GIVEN PROBLEM ▸ Find and copy lines holding "András".

TASK INPUT ▸

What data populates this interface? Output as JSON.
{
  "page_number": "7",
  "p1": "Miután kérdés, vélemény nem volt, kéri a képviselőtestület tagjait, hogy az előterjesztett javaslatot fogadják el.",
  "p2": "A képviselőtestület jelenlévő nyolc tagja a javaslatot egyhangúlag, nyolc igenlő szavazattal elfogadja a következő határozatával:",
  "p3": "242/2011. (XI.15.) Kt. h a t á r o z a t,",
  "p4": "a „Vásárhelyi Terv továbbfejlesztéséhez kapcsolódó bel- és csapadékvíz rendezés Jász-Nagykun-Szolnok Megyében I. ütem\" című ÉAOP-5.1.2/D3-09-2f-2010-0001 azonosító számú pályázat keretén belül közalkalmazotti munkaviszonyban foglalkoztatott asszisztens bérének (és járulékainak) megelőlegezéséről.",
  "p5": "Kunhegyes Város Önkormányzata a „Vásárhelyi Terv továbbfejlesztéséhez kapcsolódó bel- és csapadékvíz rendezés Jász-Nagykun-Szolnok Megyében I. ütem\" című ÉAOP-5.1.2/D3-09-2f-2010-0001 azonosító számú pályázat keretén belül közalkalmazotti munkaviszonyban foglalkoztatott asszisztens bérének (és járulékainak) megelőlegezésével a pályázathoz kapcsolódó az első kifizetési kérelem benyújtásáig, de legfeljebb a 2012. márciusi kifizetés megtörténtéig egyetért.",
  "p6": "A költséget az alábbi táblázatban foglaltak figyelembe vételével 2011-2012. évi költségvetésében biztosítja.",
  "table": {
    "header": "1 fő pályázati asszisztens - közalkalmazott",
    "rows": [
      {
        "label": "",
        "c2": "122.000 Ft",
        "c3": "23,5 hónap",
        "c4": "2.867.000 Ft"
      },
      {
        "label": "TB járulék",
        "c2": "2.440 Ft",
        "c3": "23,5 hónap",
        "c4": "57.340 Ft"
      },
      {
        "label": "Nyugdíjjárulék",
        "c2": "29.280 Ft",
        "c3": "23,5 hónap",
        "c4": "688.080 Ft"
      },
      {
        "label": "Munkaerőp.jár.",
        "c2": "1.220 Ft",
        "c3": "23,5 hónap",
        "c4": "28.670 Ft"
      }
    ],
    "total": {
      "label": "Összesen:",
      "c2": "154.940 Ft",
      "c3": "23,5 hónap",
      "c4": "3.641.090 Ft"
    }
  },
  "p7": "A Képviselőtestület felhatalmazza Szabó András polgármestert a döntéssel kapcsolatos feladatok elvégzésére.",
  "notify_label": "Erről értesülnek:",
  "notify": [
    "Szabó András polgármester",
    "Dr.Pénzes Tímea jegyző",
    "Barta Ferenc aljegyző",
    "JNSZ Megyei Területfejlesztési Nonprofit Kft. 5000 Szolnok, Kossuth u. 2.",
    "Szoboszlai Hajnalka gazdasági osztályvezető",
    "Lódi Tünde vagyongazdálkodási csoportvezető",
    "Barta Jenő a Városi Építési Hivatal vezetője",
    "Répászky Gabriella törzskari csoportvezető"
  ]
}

WRITTEN SOLUTION ▸
  "p7": "A Képviselőtestület felhatalmazza Szabó András polgármestert a döntéssel kapcsolatos feladatok elvégzésére.",
    "Szabó András polgármester",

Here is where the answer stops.